Data for this exercise:
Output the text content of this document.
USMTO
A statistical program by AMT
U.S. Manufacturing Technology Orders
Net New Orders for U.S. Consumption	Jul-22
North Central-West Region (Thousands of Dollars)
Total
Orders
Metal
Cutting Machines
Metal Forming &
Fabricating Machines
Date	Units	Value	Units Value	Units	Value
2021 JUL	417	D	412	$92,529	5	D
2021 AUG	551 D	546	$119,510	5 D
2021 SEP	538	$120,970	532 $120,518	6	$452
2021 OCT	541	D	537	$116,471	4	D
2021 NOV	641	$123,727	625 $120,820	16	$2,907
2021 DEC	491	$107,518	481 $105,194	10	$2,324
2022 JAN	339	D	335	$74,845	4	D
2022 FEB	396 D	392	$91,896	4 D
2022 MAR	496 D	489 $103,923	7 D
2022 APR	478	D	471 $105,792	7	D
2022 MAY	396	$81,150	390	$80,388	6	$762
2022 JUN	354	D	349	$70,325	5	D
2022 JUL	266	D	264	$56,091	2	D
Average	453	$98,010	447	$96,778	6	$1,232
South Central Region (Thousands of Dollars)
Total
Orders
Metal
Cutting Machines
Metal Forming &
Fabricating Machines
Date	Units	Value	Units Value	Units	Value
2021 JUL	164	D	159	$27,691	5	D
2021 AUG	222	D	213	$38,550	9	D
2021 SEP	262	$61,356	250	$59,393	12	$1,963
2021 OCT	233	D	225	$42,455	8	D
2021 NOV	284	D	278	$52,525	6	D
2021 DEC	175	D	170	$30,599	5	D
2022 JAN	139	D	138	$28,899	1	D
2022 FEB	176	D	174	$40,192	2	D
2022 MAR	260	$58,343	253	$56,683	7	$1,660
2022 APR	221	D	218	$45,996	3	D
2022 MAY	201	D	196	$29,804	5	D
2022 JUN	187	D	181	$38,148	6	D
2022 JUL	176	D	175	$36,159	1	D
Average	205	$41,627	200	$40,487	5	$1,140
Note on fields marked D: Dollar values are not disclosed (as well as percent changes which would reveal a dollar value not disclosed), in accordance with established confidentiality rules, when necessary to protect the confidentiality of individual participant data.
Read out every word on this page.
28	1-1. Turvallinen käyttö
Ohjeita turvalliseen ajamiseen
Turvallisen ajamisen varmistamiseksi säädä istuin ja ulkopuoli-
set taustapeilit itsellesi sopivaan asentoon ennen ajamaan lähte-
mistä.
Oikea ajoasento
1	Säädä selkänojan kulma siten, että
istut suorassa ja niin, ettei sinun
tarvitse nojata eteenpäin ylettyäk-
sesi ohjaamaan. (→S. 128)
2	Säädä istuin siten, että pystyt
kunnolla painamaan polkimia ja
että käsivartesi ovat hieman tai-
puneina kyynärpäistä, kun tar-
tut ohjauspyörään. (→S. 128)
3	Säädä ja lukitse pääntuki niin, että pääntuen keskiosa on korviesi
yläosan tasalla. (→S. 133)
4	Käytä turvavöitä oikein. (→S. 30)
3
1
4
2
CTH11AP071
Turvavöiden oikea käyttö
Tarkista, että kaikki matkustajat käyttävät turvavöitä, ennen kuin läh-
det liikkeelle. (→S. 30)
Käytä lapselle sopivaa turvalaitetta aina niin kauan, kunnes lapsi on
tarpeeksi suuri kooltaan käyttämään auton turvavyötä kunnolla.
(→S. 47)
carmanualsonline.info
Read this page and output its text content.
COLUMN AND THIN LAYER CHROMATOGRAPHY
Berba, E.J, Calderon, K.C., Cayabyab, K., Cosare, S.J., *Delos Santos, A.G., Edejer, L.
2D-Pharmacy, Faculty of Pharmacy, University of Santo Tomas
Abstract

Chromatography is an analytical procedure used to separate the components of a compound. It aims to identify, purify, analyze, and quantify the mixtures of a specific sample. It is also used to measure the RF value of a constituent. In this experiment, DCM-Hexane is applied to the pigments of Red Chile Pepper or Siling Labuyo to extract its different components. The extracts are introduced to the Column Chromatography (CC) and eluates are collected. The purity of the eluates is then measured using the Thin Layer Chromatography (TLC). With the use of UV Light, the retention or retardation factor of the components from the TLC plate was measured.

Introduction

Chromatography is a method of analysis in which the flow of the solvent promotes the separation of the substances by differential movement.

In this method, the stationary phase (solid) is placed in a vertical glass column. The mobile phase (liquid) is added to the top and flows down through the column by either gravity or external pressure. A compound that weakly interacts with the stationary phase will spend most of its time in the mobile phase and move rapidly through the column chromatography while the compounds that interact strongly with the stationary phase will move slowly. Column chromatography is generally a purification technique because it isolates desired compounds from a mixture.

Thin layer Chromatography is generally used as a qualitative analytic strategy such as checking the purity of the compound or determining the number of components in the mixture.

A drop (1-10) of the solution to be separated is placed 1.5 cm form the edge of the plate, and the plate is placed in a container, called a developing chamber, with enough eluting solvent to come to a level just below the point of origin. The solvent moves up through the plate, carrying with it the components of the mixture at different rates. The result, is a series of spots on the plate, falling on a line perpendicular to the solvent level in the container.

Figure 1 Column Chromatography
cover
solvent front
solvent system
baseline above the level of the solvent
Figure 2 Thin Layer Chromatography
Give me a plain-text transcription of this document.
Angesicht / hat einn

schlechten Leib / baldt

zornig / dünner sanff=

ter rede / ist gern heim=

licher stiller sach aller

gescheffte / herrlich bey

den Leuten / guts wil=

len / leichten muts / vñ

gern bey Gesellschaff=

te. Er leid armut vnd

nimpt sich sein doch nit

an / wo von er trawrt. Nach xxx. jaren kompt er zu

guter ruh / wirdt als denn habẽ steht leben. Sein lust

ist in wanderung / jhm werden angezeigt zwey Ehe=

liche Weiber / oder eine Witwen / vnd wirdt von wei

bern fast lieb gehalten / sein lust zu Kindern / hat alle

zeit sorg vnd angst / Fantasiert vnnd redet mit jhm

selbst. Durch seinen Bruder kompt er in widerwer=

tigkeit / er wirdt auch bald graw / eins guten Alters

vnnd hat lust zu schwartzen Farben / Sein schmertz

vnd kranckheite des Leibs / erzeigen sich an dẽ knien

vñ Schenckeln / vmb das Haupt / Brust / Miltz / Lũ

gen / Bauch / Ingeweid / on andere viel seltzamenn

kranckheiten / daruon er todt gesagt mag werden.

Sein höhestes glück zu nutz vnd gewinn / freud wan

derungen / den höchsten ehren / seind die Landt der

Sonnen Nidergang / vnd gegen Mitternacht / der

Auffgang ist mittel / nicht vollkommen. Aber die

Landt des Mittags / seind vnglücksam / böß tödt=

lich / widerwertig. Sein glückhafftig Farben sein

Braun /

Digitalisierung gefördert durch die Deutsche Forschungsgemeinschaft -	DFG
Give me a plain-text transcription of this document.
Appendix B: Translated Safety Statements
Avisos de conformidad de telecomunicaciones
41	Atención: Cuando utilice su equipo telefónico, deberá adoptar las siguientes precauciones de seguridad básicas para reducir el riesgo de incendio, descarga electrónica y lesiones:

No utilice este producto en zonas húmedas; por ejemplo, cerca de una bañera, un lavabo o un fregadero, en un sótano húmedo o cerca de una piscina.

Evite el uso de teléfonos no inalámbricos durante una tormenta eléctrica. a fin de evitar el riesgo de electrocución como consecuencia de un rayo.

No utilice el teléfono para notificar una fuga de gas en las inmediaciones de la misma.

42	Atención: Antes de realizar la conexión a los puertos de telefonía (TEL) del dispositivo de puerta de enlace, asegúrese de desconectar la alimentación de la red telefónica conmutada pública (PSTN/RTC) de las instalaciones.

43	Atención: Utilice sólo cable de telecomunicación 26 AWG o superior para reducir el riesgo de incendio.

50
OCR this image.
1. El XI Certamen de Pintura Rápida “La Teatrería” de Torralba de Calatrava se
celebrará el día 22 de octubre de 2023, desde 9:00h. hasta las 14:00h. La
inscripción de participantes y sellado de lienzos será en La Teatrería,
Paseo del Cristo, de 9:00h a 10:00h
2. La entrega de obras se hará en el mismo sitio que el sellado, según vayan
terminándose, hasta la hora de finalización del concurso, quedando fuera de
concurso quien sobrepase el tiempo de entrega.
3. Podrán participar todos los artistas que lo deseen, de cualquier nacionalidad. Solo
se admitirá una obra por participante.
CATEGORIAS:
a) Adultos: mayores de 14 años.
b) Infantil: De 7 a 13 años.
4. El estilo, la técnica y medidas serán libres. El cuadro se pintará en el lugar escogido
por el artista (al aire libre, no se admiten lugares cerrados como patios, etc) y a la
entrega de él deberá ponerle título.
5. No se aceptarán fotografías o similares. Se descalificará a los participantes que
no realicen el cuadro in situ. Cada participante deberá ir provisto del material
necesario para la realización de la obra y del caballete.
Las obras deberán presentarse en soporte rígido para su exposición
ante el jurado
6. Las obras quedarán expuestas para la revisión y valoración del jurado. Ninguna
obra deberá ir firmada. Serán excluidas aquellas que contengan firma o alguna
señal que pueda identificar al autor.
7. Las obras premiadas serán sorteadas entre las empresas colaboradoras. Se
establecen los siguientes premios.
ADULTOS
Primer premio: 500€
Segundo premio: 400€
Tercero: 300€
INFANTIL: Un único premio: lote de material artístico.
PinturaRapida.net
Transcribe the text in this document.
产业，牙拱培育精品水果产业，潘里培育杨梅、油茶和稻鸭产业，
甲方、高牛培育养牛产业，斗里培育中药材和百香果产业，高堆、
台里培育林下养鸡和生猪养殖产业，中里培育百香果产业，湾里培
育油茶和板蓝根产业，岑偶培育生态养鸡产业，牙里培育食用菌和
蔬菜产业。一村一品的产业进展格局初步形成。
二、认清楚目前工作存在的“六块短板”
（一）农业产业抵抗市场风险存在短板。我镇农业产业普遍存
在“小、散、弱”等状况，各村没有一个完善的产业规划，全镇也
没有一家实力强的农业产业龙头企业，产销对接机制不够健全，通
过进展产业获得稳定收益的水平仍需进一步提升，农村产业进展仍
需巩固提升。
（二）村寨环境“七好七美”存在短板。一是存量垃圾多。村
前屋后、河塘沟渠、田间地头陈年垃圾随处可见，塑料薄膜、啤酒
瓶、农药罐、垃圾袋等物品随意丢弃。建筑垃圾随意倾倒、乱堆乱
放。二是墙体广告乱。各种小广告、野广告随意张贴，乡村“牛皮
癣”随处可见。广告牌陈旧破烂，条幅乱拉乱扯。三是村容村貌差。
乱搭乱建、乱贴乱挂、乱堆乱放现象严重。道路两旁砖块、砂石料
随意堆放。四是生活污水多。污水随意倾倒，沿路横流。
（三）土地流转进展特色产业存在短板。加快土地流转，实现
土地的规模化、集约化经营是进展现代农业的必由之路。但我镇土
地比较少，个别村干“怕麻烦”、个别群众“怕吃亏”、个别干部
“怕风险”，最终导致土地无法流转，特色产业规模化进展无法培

Written task:
From the entries above, copy each line holding "werden".

Task output:
ist in wanderung / jhm werden angezeigt zwey Ehe=
kranckheiten / daruon er todt gesagt mag werden.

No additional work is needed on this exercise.